Stored dataset items
════════════════
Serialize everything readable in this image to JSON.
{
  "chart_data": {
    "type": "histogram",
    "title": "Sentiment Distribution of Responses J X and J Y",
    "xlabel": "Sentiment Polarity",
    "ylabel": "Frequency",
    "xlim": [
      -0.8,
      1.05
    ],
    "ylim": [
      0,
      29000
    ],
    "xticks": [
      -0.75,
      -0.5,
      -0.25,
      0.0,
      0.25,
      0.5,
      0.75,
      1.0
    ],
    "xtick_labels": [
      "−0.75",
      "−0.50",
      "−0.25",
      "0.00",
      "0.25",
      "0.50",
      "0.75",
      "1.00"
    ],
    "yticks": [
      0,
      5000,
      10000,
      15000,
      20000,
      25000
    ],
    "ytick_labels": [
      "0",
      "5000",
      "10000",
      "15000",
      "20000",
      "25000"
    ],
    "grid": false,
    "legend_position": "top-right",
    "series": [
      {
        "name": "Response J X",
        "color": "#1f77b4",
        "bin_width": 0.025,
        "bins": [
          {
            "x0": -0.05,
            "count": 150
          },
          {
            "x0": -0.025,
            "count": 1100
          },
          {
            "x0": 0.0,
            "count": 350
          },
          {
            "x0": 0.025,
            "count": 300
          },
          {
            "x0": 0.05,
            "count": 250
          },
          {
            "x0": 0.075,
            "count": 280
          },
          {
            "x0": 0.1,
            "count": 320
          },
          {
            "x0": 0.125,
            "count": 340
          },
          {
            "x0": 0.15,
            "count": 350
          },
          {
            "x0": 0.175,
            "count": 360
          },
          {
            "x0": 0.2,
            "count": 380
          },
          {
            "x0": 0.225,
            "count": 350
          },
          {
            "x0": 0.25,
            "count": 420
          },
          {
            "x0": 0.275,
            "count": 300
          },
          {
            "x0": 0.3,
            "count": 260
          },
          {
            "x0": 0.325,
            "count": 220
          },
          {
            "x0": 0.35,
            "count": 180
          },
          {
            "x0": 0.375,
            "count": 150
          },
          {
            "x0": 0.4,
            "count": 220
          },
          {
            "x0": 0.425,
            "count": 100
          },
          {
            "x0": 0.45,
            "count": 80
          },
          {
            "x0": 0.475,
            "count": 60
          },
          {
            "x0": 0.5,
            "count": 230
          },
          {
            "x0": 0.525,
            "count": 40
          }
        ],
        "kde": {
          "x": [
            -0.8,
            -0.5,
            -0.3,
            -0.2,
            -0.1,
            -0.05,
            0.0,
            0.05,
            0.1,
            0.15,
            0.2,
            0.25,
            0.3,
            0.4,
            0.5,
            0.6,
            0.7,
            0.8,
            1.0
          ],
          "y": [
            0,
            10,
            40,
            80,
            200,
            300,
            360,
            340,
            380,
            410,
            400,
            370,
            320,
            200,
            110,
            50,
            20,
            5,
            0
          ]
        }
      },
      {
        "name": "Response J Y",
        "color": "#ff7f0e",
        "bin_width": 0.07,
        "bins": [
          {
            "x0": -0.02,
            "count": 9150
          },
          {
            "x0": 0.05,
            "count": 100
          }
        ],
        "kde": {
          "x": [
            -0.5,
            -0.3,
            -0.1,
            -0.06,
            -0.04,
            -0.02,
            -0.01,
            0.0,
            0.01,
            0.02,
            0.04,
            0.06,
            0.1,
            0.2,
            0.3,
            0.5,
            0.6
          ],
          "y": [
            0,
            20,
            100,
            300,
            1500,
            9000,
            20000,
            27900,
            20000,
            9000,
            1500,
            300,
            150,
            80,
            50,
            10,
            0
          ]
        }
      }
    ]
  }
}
════════════════
> [Task instructions] Make an exact copy of every line in the data.

> [Problem solution]
Serialize everything readable in this image to JSON.
{
  "chart_data": {
    "type": "histogram",
    "title": "Sentiment Distribution of Responses J X and J Y",
    "xlabel": "Sentiment Polarity",
    "ylabel": "Frequency",
    "xlim": [
      -0.8,
      1.05
    ],
    "ylim": [
      0,
      29000
    ],
    "xticks": [
      -0.75,
      -0.5,
      -0.25,
      0.0,
      0.25,
      0.5,
      0.75,
      1.0
    ],
    "xtick_labels": [
      "−0.75",
      "−0.50",
      "−0.25",
      "0.00",
      "0.25",
      "0.50",
      "0.75",
      "1.00"
    ],
    "yticks": [
      0,
      5000,
      10000,
      15000,
      20000,
      25000
    ],
    "ytick_labels": [
      "0",
      "5000",
      "10000",
      "15000",
      "20000",
      "25000"
    ],
    "grid": false,
    "legend_position": "top-right",
    "series": [
      {
        "name": "Response J X",
        "color": "#1f77b4",
        "bin_width": 0.025,
        "bins": [
          {
            "x0": -0.05,
            "count": 150
          },
          {
            "x0": -0.025,
            "count": 1100
          },
          {
            "x0": 0.0,
            "count": 350
          },
          {
            "x0": 0.025,
            "count": 300
          },
          {
            "x0": 0.05,
            "count": 250
          },
          {
            "x0": 0.075,
            "count": 280
          },
          {
            "x0": 0.1,
            "count": 320
          },
          {
            "x0": 0.125,
            "count": 340
          },
          {
            "x0": 0.15,
            "count": 350
          },
          {
            "x0": 0.175,
            "count": 360
          },
          {
            "x0": 0.2,
            "count": 380
          },
          {
            "x0": 0.225,
            "count": 350
          },
          {
            "x0": 0.25,
            "count": 420
          },
          {
            "x0": 0.275,
            "count": 300
          },
          {
            "x0": 0.3,
            "count": 260
          },
          {
            "x0": 0.325,
            "count": 220
          },
          {
            "x0": 0.35,
            "count": 180
          },
          {
            "x0": 0.375,
            "count": 150
          },
          {
            "x0": 0.4,
            "count": 220
          },
          {
            "x0": 0.425,
            "count": 100
          },
          {
            "x0": 0.45,
            "count": 80
          },
          {
            "x0": 0.475,
            "count": 60
          },
          {
            "x0": 0.5,
            "count": 230
          },
          {
            "x0": 0.525,
            "count": 40
          }
        ],
        "kde": {
          "x": [
            -0.8,
            -0.5,
            -0.3,
            -0.2,
            -0.1,
            -0.05,
            0.0,
            0.05,
            0.1,
            0.15,
            0.2,
            0.25,
            0.3,
            0.4,
            0.5,
            0.6,
            0.7,
            0.8,
            1.0
          ],
          "y": [
            0,
            10,
            40,
            80,
            200,
            300,
            360,
            340,
            380,
            410,
            400,
            370,
            320,
            200,
            110,
            50,
            20,
            5,
            0
          ]
        }
      },
      {
        "name": "Response J Y",
        "color": "#ff7f0e",
        "bin_width": 0.07,
        "bins": [
          {
            "x0": -0.02,
            "count": 9150
          },
          {
            "x0": 0.05,
            "count": 100
          }
        ],
        "kde": {
          "x": [
            -0.5,
            -0.3,
            -0.1,
            -0.06,
            -0.04,
            -0.02,
            -0.01,
            0.0,
            0.01,
            0.02,
            0.04,
            0.06,
            0.1,
            0.2,
            0.3,
            0.5,
            0.6
          ],
          "y": [
            0,
            20,
            100,
            300,
            1500,
            9000,
            20000,
            27900,
            20000,
            9000,
            1500,
            300,
            150,
            80,
            50,
            10,
            0
          ]
        }
      }
    ]
  }
}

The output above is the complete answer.